- Task details: The answer must consist of every line from the entries that holds the word "FlyBase".

--- Provided information Enclosed Below ---

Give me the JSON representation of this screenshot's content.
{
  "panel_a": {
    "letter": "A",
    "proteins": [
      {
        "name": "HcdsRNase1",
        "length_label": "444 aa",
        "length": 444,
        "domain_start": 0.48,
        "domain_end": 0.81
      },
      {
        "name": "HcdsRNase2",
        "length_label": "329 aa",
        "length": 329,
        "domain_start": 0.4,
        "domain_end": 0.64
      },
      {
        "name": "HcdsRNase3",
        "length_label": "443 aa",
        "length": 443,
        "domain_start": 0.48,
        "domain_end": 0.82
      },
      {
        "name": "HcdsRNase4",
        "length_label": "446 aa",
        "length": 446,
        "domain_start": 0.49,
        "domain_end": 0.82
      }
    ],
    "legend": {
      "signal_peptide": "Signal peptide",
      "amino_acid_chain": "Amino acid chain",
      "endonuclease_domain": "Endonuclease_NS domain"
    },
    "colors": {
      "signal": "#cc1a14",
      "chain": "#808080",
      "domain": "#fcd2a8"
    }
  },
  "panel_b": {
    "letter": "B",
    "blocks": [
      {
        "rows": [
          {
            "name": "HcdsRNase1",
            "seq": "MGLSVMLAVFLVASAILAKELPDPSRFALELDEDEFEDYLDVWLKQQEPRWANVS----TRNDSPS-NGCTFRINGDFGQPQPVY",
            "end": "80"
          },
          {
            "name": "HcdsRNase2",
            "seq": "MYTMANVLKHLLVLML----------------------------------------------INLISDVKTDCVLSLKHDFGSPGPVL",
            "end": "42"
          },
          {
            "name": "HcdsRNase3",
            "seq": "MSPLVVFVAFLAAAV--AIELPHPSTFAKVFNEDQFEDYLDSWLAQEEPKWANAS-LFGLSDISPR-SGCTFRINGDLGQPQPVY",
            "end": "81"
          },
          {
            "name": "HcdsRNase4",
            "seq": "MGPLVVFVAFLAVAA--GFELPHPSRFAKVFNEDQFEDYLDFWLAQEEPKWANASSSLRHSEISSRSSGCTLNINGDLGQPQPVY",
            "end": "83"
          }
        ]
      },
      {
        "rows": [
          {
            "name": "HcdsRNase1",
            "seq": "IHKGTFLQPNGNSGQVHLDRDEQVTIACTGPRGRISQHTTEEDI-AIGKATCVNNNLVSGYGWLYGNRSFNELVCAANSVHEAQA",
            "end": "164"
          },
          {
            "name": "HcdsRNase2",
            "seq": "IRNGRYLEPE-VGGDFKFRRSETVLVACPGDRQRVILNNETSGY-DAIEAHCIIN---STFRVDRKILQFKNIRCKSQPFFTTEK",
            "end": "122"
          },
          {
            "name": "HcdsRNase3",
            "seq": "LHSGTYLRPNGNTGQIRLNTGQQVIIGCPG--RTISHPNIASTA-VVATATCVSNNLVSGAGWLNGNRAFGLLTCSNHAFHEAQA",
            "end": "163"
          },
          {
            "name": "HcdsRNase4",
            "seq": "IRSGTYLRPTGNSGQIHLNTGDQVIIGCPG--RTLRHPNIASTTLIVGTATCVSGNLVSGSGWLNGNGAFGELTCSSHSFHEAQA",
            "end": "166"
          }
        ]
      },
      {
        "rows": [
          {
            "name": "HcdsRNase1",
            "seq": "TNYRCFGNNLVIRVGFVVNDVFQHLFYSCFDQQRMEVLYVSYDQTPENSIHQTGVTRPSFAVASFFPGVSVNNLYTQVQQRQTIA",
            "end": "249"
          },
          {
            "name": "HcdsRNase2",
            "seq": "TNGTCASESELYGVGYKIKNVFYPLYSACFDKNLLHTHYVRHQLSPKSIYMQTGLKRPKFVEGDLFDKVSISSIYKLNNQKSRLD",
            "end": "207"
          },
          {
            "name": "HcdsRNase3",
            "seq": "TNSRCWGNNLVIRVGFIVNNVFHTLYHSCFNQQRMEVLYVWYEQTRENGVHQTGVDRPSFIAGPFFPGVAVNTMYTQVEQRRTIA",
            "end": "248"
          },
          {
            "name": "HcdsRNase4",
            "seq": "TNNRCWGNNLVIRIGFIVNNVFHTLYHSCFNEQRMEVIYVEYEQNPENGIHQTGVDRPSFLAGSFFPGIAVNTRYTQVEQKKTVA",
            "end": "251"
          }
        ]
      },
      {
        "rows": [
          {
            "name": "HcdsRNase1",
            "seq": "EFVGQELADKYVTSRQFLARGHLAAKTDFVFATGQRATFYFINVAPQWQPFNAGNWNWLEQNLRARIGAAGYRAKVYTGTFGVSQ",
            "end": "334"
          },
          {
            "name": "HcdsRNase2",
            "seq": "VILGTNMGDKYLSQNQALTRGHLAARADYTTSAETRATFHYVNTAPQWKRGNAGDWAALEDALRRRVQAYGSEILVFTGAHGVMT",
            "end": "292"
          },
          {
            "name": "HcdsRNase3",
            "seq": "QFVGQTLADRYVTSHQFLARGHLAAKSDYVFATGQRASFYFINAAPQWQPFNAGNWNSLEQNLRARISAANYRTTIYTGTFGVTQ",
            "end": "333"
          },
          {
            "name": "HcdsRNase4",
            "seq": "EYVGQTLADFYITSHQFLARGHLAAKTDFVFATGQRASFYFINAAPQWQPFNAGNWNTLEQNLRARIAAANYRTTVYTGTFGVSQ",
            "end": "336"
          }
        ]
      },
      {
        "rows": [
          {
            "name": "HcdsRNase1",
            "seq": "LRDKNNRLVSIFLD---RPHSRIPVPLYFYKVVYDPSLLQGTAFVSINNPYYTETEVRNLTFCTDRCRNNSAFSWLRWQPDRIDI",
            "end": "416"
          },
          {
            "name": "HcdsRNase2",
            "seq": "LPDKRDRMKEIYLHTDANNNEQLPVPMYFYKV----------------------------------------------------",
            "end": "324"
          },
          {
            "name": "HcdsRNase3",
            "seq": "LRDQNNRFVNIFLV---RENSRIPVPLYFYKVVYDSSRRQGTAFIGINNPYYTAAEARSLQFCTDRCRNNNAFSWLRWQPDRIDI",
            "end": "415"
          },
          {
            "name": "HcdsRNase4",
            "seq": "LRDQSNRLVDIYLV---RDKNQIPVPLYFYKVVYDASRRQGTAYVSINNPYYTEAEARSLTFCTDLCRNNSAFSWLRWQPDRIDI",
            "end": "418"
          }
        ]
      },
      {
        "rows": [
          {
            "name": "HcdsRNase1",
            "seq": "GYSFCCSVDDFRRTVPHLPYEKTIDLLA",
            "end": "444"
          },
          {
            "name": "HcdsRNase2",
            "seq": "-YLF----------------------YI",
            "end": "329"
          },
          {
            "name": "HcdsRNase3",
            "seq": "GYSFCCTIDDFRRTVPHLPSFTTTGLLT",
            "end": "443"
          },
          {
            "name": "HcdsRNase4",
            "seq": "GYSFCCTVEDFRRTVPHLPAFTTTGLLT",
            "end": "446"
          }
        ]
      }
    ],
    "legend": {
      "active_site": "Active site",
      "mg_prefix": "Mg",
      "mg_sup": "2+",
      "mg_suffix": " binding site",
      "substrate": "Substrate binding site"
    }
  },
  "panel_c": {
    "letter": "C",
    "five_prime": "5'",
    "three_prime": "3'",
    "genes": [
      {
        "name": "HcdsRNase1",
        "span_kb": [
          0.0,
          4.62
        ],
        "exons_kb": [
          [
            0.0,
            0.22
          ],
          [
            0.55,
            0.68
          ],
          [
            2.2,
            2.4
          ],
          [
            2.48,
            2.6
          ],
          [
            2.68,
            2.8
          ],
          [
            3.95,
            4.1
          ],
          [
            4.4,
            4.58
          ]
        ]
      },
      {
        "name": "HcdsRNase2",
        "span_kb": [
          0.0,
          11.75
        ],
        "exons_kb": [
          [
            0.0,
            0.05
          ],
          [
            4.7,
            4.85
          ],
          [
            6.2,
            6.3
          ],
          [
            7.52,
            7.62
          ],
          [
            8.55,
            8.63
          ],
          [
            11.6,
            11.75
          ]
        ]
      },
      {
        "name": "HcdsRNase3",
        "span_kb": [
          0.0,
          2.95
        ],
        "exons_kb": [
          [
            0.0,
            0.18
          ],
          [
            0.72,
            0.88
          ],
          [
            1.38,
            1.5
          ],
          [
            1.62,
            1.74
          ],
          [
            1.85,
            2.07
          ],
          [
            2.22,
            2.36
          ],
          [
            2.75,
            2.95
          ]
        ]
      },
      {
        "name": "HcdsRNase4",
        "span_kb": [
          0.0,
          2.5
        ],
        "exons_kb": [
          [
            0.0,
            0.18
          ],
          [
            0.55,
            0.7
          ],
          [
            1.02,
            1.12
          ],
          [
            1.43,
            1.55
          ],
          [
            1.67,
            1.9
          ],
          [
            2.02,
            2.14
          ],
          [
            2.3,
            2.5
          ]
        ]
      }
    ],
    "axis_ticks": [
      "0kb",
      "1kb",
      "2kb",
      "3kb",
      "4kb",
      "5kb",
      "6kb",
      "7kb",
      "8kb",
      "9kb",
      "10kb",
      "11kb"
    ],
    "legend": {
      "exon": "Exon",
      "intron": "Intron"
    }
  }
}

--- End of Enclosed Provided information ---
--- Provided information Enclosed Below ---

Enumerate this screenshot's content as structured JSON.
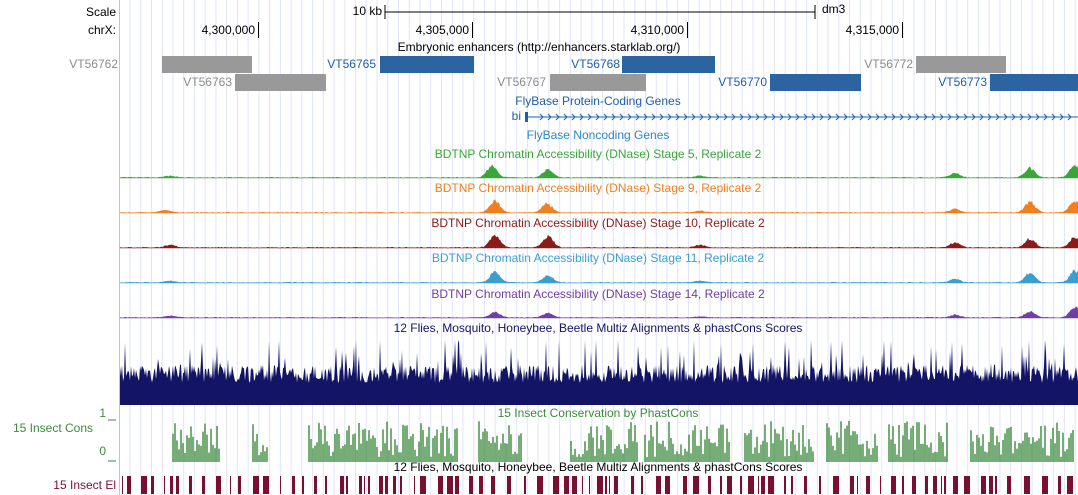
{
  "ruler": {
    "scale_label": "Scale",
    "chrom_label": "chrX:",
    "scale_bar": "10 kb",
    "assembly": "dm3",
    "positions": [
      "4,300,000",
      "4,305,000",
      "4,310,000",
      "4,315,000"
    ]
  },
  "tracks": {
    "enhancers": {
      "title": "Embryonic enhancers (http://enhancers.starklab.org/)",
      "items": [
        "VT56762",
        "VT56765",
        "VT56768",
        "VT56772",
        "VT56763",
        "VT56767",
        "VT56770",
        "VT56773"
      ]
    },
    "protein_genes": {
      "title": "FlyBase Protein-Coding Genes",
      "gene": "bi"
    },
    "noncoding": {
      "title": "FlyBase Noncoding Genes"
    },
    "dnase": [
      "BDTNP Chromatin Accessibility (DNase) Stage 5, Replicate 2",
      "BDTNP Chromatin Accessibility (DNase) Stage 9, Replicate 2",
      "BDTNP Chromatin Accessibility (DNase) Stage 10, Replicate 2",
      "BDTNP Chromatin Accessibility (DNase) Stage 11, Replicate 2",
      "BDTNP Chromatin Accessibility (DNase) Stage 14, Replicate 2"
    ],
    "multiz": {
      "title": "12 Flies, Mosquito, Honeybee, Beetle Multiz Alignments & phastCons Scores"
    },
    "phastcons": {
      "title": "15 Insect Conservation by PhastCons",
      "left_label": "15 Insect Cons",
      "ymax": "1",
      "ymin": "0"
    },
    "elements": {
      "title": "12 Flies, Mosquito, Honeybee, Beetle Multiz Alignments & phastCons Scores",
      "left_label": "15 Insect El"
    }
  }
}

--- End of Enclosed Provided information ---
--- Provided information Enclosed Below ---

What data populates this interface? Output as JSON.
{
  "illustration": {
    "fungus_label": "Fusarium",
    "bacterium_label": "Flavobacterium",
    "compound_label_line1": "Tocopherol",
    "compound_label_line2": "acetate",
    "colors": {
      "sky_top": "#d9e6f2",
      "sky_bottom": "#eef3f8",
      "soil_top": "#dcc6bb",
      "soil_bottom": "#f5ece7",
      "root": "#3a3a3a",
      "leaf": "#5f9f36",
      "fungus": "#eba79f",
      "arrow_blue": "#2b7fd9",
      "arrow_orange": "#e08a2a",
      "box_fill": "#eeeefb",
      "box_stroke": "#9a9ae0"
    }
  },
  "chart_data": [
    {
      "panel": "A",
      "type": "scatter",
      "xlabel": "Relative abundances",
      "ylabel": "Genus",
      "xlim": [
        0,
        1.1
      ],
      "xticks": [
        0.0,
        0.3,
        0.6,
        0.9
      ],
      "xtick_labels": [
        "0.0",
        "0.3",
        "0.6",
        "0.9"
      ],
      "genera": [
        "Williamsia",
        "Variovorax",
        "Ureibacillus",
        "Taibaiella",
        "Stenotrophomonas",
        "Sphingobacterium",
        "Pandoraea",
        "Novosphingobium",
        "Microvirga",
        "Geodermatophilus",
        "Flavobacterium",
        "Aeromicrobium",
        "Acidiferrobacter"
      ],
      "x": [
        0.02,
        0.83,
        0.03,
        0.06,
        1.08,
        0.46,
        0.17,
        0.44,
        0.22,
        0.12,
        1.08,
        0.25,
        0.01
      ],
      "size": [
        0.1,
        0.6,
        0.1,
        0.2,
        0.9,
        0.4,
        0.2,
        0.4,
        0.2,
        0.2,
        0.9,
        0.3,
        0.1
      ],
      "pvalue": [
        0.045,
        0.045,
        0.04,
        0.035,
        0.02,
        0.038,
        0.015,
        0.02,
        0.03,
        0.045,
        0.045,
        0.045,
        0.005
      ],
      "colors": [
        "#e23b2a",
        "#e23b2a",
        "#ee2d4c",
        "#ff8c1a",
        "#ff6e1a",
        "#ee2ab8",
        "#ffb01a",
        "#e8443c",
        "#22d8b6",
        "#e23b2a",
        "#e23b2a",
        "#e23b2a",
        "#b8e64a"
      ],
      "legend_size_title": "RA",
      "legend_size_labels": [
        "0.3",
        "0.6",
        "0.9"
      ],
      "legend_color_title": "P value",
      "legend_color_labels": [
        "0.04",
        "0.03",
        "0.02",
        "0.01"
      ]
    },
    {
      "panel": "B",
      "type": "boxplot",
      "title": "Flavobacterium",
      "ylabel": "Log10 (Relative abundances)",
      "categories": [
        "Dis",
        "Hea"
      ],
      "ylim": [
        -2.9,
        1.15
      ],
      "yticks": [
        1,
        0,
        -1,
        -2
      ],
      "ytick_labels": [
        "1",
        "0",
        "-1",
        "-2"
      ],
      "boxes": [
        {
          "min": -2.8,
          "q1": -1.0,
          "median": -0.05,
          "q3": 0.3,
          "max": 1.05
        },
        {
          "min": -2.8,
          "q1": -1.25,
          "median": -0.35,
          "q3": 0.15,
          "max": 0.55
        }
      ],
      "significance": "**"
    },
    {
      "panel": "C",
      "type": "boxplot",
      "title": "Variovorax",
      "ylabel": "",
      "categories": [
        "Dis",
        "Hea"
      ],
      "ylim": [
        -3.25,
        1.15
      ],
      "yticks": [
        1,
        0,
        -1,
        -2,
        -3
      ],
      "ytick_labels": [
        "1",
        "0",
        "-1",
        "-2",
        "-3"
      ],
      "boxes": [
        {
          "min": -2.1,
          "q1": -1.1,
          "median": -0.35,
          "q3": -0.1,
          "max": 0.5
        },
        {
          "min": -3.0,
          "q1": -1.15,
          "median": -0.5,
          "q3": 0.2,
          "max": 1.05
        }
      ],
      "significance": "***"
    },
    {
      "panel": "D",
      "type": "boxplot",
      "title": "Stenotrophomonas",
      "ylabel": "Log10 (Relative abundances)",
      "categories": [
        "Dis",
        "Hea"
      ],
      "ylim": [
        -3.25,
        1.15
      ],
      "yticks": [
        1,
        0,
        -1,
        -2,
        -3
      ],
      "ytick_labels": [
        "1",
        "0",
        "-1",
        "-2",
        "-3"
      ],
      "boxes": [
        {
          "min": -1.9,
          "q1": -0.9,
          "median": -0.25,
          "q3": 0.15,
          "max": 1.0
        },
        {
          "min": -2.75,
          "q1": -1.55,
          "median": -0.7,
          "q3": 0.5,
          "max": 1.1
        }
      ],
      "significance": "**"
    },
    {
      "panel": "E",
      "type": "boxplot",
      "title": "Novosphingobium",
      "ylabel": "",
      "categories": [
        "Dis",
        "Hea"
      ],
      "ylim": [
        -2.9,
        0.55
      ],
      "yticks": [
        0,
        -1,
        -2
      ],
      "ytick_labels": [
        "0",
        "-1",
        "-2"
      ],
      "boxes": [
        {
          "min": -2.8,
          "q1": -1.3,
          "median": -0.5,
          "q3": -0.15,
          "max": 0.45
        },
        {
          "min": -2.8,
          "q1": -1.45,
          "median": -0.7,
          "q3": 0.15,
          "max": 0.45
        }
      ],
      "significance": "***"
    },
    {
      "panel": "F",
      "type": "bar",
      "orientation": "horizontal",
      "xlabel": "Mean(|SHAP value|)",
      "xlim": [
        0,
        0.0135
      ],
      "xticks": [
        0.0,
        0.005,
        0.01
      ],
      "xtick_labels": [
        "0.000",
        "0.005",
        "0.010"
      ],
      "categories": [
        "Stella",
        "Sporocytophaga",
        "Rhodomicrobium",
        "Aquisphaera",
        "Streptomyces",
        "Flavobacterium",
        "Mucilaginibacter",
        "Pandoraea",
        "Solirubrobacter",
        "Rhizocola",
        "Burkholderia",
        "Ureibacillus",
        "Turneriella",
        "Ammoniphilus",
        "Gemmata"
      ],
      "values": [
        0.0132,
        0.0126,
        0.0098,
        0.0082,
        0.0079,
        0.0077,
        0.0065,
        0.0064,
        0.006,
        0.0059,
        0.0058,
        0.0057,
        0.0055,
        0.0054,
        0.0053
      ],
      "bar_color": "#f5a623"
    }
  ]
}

--- End of Enclosed Provided information ---

- Answer to this exercise:
      "title": "FlyBase Protein-Coding Genes",
      "title": "FlyBase Noncoding Genes"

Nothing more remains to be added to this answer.